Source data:
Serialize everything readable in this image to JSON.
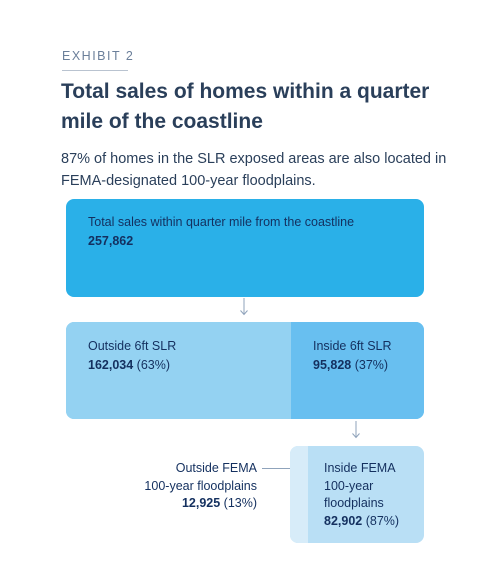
{
  "header": {
    "exhibit": "EXHIBIT 2",
    "title": "Total sales of homes within a quarter mile of the coastline",
    "subtitle": "87% of homes in the SLR exposed areas are also located in FEMA-designated 100-year floodplains."
  },
  "diagram": {
    "total": {
      "label": "Total sales within quarter mile from the coastline",
      "value": "257,862"
    },
    "outside_slr": {
      "label": "Outside 6ft SLR",
      "value": "162,034",
      "pct": "(63%)"
    },
    "inside_slr": {
      "label": "Inside 6ft SLR",
      "value": "95,828",
      "pct": "(37%)"
    },
    "outside_fema": {
      "label_line1": "Outside FEMA",
      "label_line2": "100-year floodplains",
      "value": "12,925",
      "pct": "(13%)"
    },
    "inside_fema": {
      "label_line1": "Inside FEMA",
      "label_line2": "100-year",
      "label_line3": "floodplains",
      "value": "82,902",
      "pct": "(87%)"
    }
  },
  "colors": {
    "total_box": "#2ab0e8",
    "outside_slr": "#94d2f2",
    "inside_slr": "#68bff0",
    "inside_fema": "#b9dff5",
    "fema_strip": "#d7ecf9",
    "text": "#14305f"
  }
}
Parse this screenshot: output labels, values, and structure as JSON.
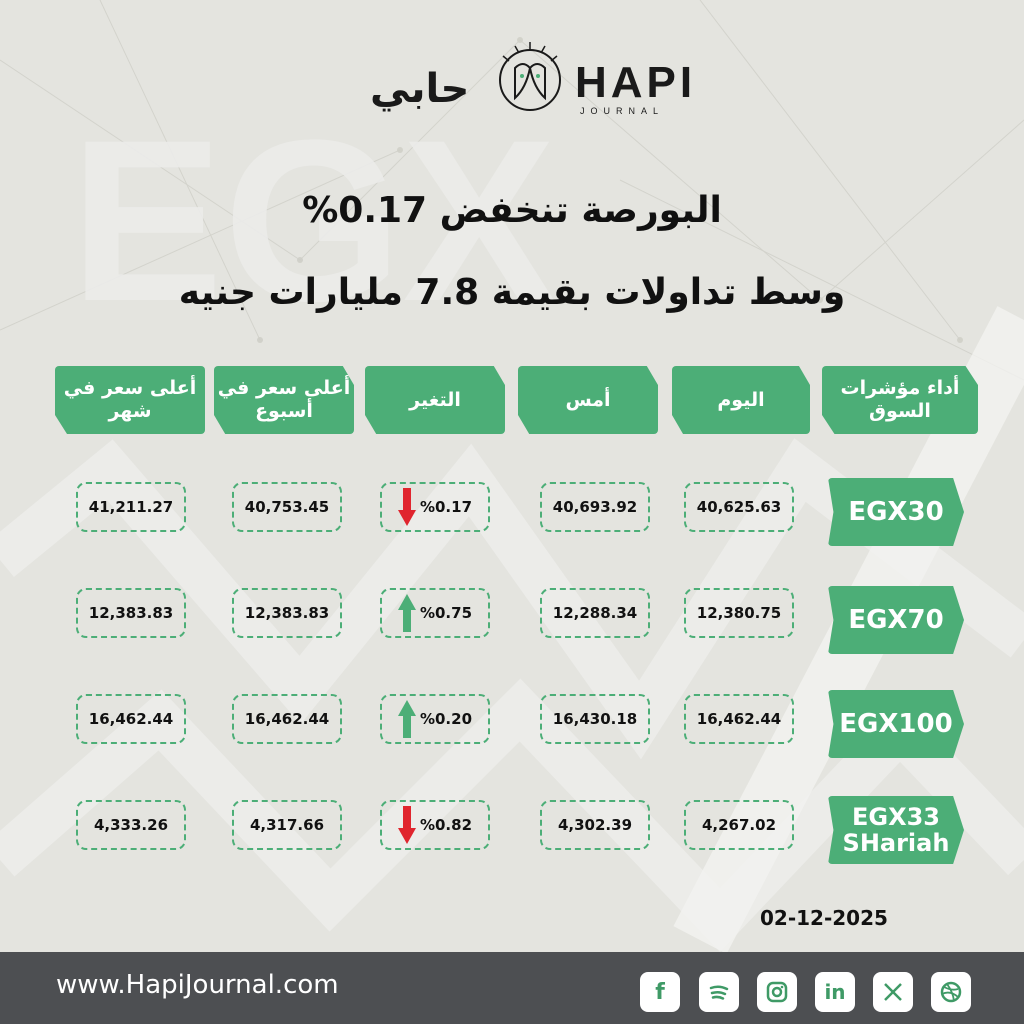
{
  "brand": {
    "arabic_name": "حابي",
    "english_name": "HAPI",
    "english_sub": "JOURNAL"
  },
  "headline": {
    "line1": "البورصة تنخفض 0.17%",
    "line2": "وسط تداولات بقيمة 7.8 مليارات جنيه"
  },
  "table": {
    "headers": {
      "indicator": "أداء مؤشرات السوق",
      "today": "اليوم",
      "yesterday": "أمس",
      "change": "التغير",
      "week_high": "أعلى سعر في أسبوع",
      "month_high": "أعلى سعر في شهر"
    },
    "rows": [
      {
        "index": "EGX30",
        "today": "40,625.63",
        "yesterday": "40,693.92",
        "change": "%0.17",
        "direction": "down",
        "week_high": "40,753.45",
        "month_high": "41,211.27"
      },
      {
        "index": "EGX70",
        "today": "12,380.75",
        "yesterday": "12,288.34",
        "change": "%0.75",
        "direction": "up",
        "week_high": "12,383.83",
        "month_high": "12,383.83"
      },
      {
        "index": "EGX100",
        "today": "16,462.44",
        "yesterday": "16,430.18",
        "change": "%0.20",
        "direction": "up",
        "week_high": "16,462.44",
        "month_high": "16,462.44"
      },
      {
        "index": "EGX33 SHariah",
        "today": "4,267.02",
        "yesterday": "4,302.39",
        "change": "%0.82",
        "direction": "down",
        "week_high": "4,317.66",
        "month_high": "4,333.26"
      }
    ]
  },
  "date": "02-12-2025",
  "footer": {
    "url": "www.HapiJournal.com",
    "social_icons": [
      "facebook-icon",
      "spotify-icon",
      "instagram-icon",
      "linkedin-icon",
      "x-icon",
      "dribbble-icon"
    ]
  },
  "colors": {
    "accent_green": "#4cae77",
    "down_red": "#e0252e",
    "up_green": "#4cae77",
    "footer_gray": "#4d4f52"
  }
}
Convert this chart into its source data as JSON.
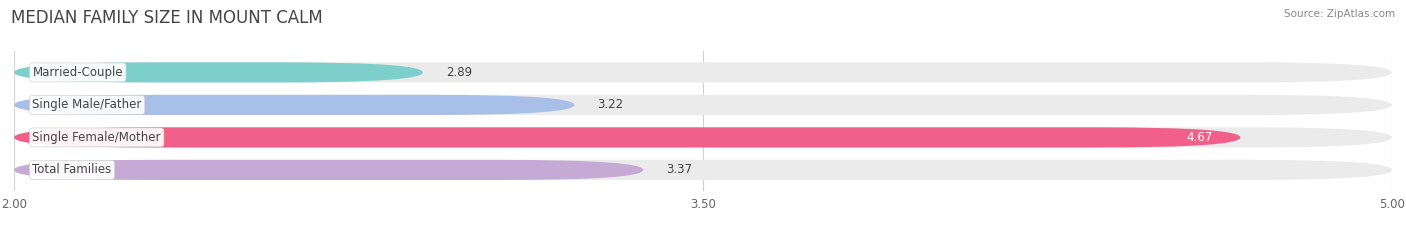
{
  "title": "MEDIAN FAMILY SIZE IN MOUNT CALM",
  "source": "Source: ZipAtlas.com",
  "categories": [
    "Married-Couple",
    "Single Male/Father",
    "Single Female/Mother",
    "Total Families"
  ],
  "values": [
    2.89,
    3.22,
    4.67,
    3.37
  ],
  "bar_colors": [
    "#7dcfcc",
    "#a8bfe8",
    "#f0608a",
    "#c4aad4"
  ],
  "background_color": "#ffffff",
  "bar_bg_color": "#ebebeb",
  "xlim": [
    2.0,
    5.0
  ],
  "xticks": [
    2.0,
    3.5,
    5.0
  ],
  "xtick_labels": [
    "2.00",
    "3.50",
    "5.00"
  ],
  "label_fontsize": 8.5,
  "value_fontsize": 8.5,
  "title_fontsize": 12,
  "bar_height": 0.62,
  "rounding": 0.31
}
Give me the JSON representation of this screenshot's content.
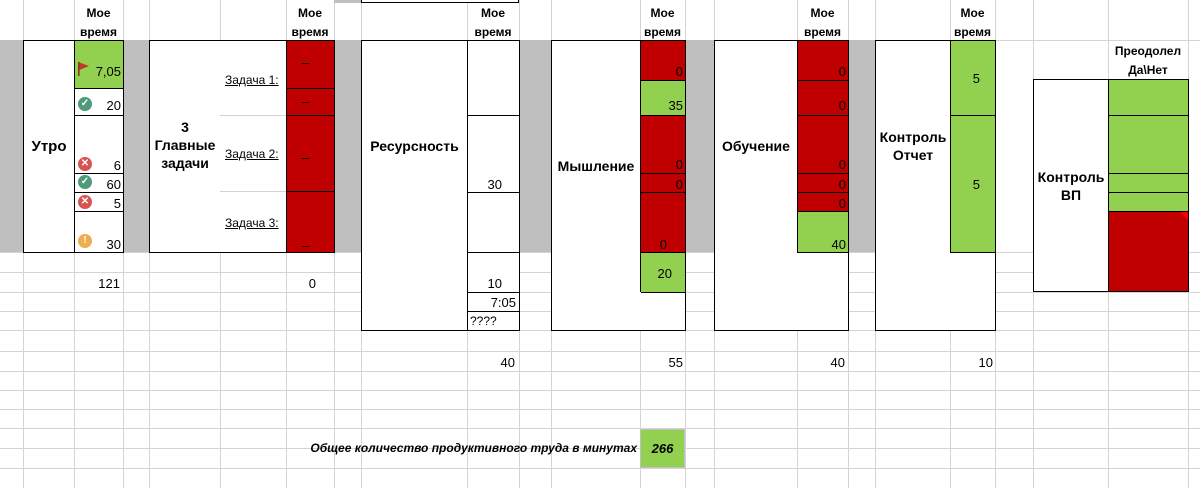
{
  "header_label": "Мое время",
  "morning": {
    "title": "Утро",
    "values": [
      "7,05",
      "20",
      "6",
      "60",
      "5",
      "30"
    ],
    "total": "121"
  },
  "main_tasks": {
    "title": "3 Главные задачи",
    "tasks": [
      "Задача 1:",
      "Задача 2:",
      "Задача 3:"
    ],
    "marks": [
      "–",
      "–",
      "–",
      "–"
    ],
    "total": "0"
  },
  "resource": {
    "title": "Ресурсность",
    "values": [
      "30",
      "10",
      "7:05",
      "????"
    ],
    "total": "40"
  },
  "thinking": {
    "title": "Мышление",
    "values": [
      "0",
      "35",
      "0",
      "0",
      "0",
      "20"
    ],
    "total": "55"
  },
  "learning": {
    "title": "Обучение",
    "values": [
      "0",
      "0",
      "0",
      "0",
      "0",
      "40"
    ],
    "total": "40"
  },
  "control": {
    "title": "Контроль Отчет",
    "values": [
      "5",
      "5"
    ],
    "total": "10"
  },
  "vp": {
    "title": "Контроль ВП",
    "header": "Преодолел Да\\Нет"
  },
  "summary": {
    "label": "Общее количество продуктивного труда в минутах",
    "value": "266"
  },
  "colors": {
    "red": "#c00000",
    "green": "#92d050",
    "band": "#bfbfbf"
  },
  "icons": [
    "flag-icon",
    "check-icon",
    "cross-icon",
    "check-icon",
    "cross-icon",
    "exclamation-icon"
  ]
}
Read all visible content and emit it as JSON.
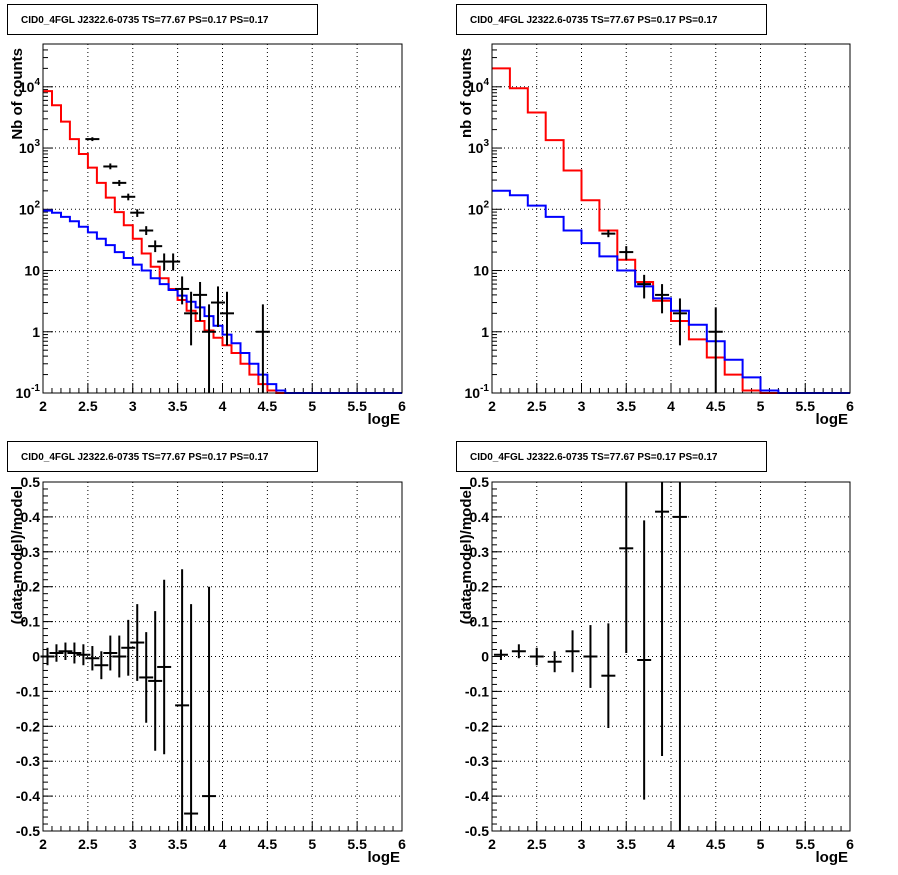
{
  "chart_data": [
    {
      "type": "line",
      "panel_title": "CID0_4FGL J2322.6-0735 TS=77.67 PS=0.17 PS=0.17",
      "xlabel": "logE",
      "ylabel": "Nb of counts",
      "xlim": [
        2,
        6
      ],
      "ylim": [
        0.1,
        50000
      ],
      "yscale": "log",
      "x_ticks": [
        "2",
        "2.5",
        "3",
        "3.5",
        "4",
        "4.5",
        "5",
        "5.5",
        "6"
      ],
      "y_ticks": [
        "10^-1",
        "1",
        "10",
        "10^2",
        "10^3",
        "10^4"
      ],
      "grid": true,
      "bin_edges": [
        2.0,
        2.1,
        2.2,
        2.3,
        2.4,
        2.5,
        2.6,
        2.7,
        2.8,
        2.9,
        3.0,
        3.1,
        3.2,
        3.3,
        3.4,
        3.5,
        3.6,
        3.7,
        3.8,
        3.9,
        4.0,
        4.1,
        4.2,
        4.3,
        4.4,
        4.5,
        4.6,
        4.7,
        4.8,
        4.9,
        5.0,
        5.1,
        5.2,
        5.3,
        5.4,
        5.5,
        5.6,
        5.7,
        5.8,
        5.9,
        6.0
      ],
      "series": [
        {
          "color": "#ff0000",
          "values": [
            8500,
            5000,
            2700,
            1400,
            800,
            480,
            270,
            155,
            90,
            55,
            33,
            19,
            11.5,
            7.5,
            5.0,
            3.3,
            2.2,
            1.5,
            1.05,
            0.8,
            0.6,
            0.45,
            0.3,
            0.2,
            0.14,
            0.11,
            0.1,
            0.1,
            0.1,
            0.1,
            0.1,
            0.1,
            0.1,
            0.1,
            0.1,
            0.1,
            0.1,
            0.1,
            0.1,
            0.1
          ]
        },
        {
          "color": "#0000ff",
          "values": [
            95,
            88,
            75,
            64,
            52,
            42,
            33,
            26,
            20,
            16,
            12.5,
            10,
            7.5,
            6,
            4.8,
            3.9,
            3.1,
            2.5,
            1.8,
            1.25,
            0.9,
            0.65,
            0.45,
            0.3,
            0.2,
            0.14,
            0.11,
            0.1,
            0.1,
            0.1,
            0.1,
            0.1,
            0.1,
            0.1,
            0.1,
            0.1,
            0.1,
            0.1,
            0.1,
            0.1
          ]
        }
      ],
      "data_points": {
        "x": [
          2.55,
          2.75,
          2.85,
          2.95,
          3.05,
          3.15,
          3.25,
          3.35,
          3.45,
          3.55,
          3.65,
          3.75,
          3.85,
          3.95,
          4.05,
          4.45
        ],
        "y": [
          1400,
          500,
          270,
          160,
          88,
          45,
          25,
          14,
          14,
          5,
          2,
          4,
          1,
          3,
          2,
          1
        ],
        "y_low": [
          1300,
          450,
          240,
          140,
          75,
          38,
          20,
          10,
          10,
          2.8,
          0.6,
          1.5,
          0.1,
          1.2,
          0.6,
          0.1
        ],
        "y_high": [
          1500,
          560,
          300,
          180,
          100,
          53,
          31,
          19,
          19,
          8,
          4.5,
          6.5,
          2.8,
          5.5,
          4.5,
          2.8
        ]
      }
    },
    {
      "type": "line",
      "panel_title": "CID0_4FGL J2322.6-0735 TS=77.67 PS=0.17 PS=0.17",
      "xlabel": "logE",
      "ylabel": "nb of counts",
      "xlim": [
        2,
        6
      ],
      "ylim": [
        0.1,
        50000
      ],
      "yscale": "log",
      "x_ticks": [
        "2",
        "2.5",
        "3",
        "3.5",
        "4",
        "4.5",
        "5",
        "5.5",
        "6"
      ],
      "y_ticks": [
        "10^-1",
        "1",
        "10",
        "10^2",
        "10^3",
        "10^4"
      ],
      "grid": true,
      "bin_edges": [
        2.0,
        2.2,
        2.4,
        2.6,
        2.8,
        3.0,
        3.2,
        3.4,
        3.6,
        3.8,
        4.0,
        4.2,
        4.4,
        4.6,
        4.8,
        5.0,
        5.2,
        5.4,
        5.6,
        5.8,
        6.0
      ],
      "series": [
        {
          "color": "#ff0000",
          "values": [
            20000,
            9500,
            3800,
            1350,
            430,
            140,
            45,
            15,
            6.5,
            3.2,
            1.5,
            0.75,
            0.38,
            0.2,
            0.11,
            0.1,
            0.1,
            0.1,
            0.1,
            0.1
          ]
        },
        {
          "color": "#0000ff",
          "values": [
            200,
            170,
            115,
            75,
            45,
            28,
            17,
            10,
            5.5,
            3.5,
            2.2,
            1.3,
            0.7,
            0.35,
            0.18,
            0.11,
            0.1,
            0.1,
            0.1,
            0.1
          ]
        }
      ],
      "data_points": {
        "x": [
          3.3,
          3.5,
          3.7,
          3.9,
          4.1,
          4.5
        ],
        "y": [
          40,
          20,
          6,
          4,
          2,
          1
        ],
        "y_low": [
          35,
          15,
          3.5,
          2,
          0.6,
          0.1
        ],
        "y_high": [
          46,
          25,
          8.5,
          6,
          3.5,
          2.5
        ]
      }
    },
    {
      "type": "scatter",
      "panel_title": "CID0_4FGL J2322.6-0735 TS=77.67 PS=0.17 PS=0.17",
      "xlabel": "logE",
      "ylabel": "(data-model)/model",
      "xlim": [
        2,
        6
      ],
      "ylim": [
        -0.5,
        0.5
      ],
      "x_ticks": [
        "2",
        "2.5",
        "3",
        "3.5",
        "4",
        "4.5",
        "5",
        "5.5",
        "6"
      ],
      "y_ticks": [
        "-0.5",
        "-0.4",
        "-0.3",
        "-0.2",
        "-0.1",
        "0",
        "0.1",
        "0.2",
        "0.3",
        "0.4",
        "0.5"
      ],
      "grid": true,
      "data_points": {
        "x": [
          2.05,
          2.15,
          2.25,
          2.35,
          2.45,
          2.55,
          2.65,
          2.75,
          2.85,
          2.95,
          3.05,
          3.15,
          3.25,
          3.35,
          3.55,
          3.65,
          3.85
        ],
        "y": [
          0.0,
          0.01,
          0.015,
          0.01,
          0.005,
          -0.005,
          -0.025,
          0.01,
          0.0,
          0.025,
          0.04,
          -0.06,
          -0.07,
          -0.03,
          -0.14,
          -0.45,
          -0.4
        ],
        "y_err": [
          0.025,
          0.025,
          0.025,
          0.03,
          0.03,
          0.035,
          0.04,
          0.05,
          0.06,
          0.08,
          0.11,
          0.13,
          0.2,
          0.25,
          0.39,
          0.6,
          0.6
        ]
      }
    },
    {
      "type": "scatter",
      "panel_title": "CID0_4FGL J2322.6-0735 TS=77.67 PS=0.17 PS=0.17",
      "xlabel": "logE",
      "ylabel": "(data-model)/model",
      "xlim": [
        2,
        6
      ],
      "ylim": [
        -0.5,
        0.5
      ],
      "x_ticks": [
        "2",
        "2.5",
        "3",
        "3.5",
        "4",
        "4.5",
        "5",
        "5.5",
        "6"
      ],
      "y_ticks": [
        "-0.5",
        "-0.4",
        "-0.3",
        "-0.2",
        "-0.1",
        "0",
        "0.1",
        "0.2",
        "0.3",
        "0.4",
        "0.5"
      ],
      "grid": true,
      "data_points": {
        "x": [
          2.1,
          2.3,
          2.5,
          2.7,
          2.9,
          3.1,
          3.3,
          3.5,
          3.7,
          3.9,
          4.1
        ],
        "y": [
          0.005,
          0.015,
          0.0,
          -0.015,
          0.015,
          0.0,
          -0.055,
          0.31,
          -0.01,
          0.415,
          0.4
        ],
        "y_err": [
          0.015,
          0.02,
          0.025,
          0.03,
          0.06,
          0.09,
          0.15,
          0.3,
          0.4,
          0.7,
          0.9
        ]
      }
    }
  ]
}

## [WHAT IS EXPECTED]
Find how many lines include the string "Single" and report that number alone.

## [RESULT BELOW]
2